**THE PROBLEM:**
Return all lines below containing the word "text".

== MATERIAL PROVIDED ==

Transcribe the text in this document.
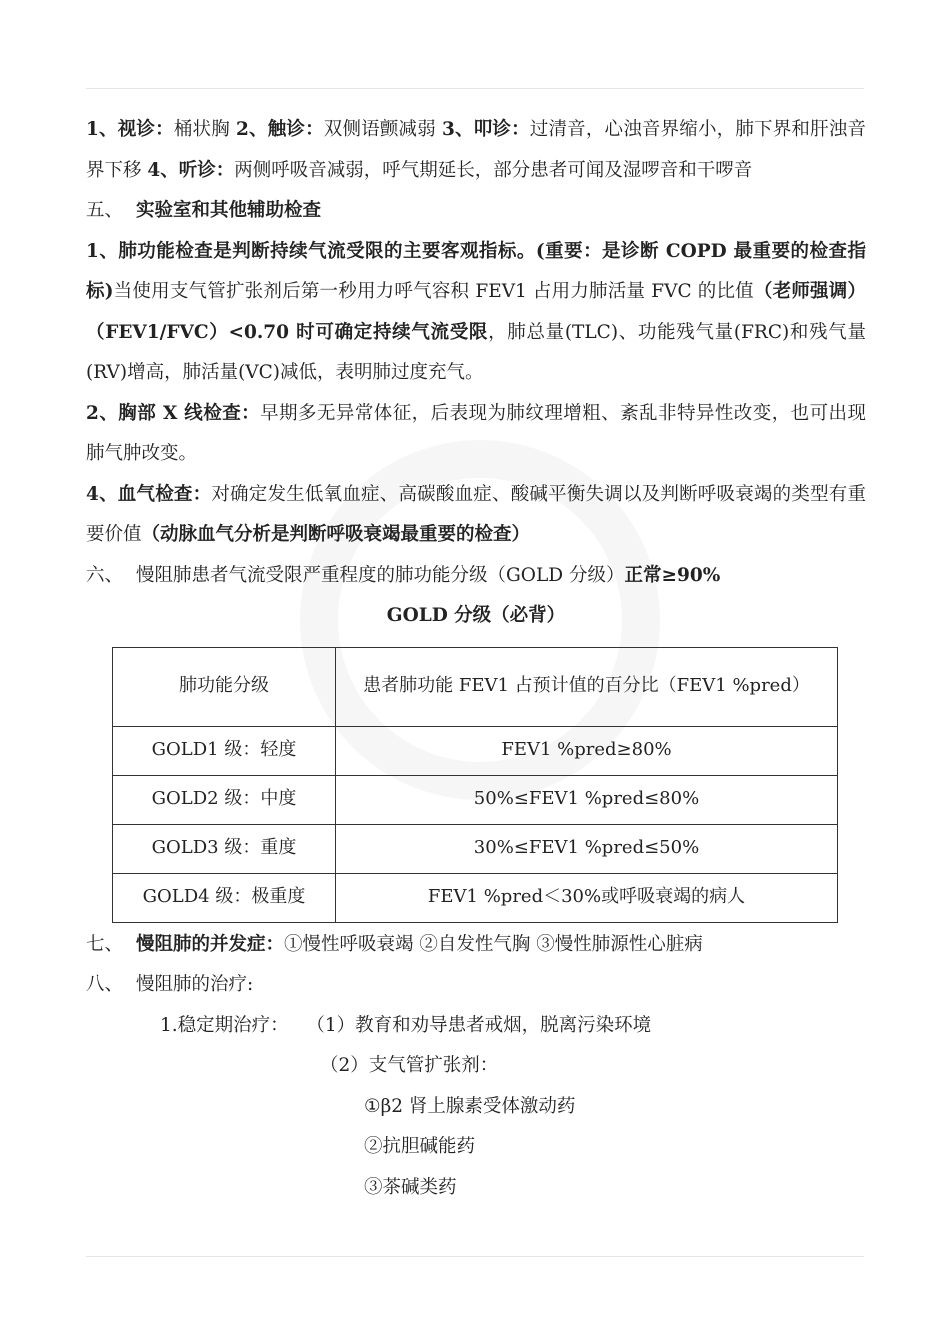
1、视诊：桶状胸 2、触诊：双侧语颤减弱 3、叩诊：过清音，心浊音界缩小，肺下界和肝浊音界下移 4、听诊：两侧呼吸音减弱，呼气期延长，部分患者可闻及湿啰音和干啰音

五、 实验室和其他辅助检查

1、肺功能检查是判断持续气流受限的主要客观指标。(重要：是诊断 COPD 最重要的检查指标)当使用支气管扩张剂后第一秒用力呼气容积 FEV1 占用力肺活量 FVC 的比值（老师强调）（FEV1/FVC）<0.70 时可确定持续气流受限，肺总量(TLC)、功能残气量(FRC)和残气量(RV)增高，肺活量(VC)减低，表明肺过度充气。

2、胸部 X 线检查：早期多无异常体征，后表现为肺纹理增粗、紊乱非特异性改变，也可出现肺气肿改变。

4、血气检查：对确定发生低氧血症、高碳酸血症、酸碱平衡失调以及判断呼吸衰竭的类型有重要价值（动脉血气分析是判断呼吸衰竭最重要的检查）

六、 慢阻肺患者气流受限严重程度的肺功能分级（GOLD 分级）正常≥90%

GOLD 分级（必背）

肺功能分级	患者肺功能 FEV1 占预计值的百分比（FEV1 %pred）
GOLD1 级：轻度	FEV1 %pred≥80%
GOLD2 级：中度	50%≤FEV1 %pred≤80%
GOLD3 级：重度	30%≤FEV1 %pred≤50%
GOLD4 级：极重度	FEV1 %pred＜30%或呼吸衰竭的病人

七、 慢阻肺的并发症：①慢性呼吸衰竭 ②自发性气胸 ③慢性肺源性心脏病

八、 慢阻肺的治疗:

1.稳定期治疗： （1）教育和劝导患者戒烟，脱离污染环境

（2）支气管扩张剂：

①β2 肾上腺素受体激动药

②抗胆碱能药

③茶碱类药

===
== MATERIAL PROVIDED ==

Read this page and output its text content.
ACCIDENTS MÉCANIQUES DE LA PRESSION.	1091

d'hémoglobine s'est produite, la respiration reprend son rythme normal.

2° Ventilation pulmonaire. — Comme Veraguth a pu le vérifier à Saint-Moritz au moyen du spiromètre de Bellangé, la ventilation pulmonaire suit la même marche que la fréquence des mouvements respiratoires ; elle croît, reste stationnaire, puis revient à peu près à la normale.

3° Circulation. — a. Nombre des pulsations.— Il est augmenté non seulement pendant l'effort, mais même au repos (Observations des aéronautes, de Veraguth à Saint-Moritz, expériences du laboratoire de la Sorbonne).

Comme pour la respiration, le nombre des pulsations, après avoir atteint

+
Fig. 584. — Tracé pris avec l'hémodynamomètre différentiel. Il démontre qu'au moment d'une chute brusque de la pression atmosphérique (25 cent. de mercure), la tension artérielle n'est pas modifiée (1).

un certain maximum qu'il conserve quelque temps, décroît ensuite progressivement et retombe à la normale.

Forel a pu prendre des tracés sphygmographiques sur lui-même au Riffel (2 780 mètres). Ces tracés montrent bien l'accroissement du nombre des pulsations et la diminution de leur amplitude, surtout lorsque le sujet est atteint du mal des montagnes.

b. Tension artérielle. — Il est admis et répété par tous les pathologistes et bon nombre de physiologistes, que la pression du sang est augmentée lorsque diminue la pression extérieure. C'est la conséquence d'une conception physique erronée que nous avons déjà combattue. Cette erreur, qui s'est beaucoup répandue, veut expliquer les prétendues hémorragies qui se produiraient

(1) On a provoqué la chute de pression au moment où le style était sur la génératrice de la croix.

===

**WRITTEN RESPONSE:**
Transcribe the text in this document.
Read this page and output its text content.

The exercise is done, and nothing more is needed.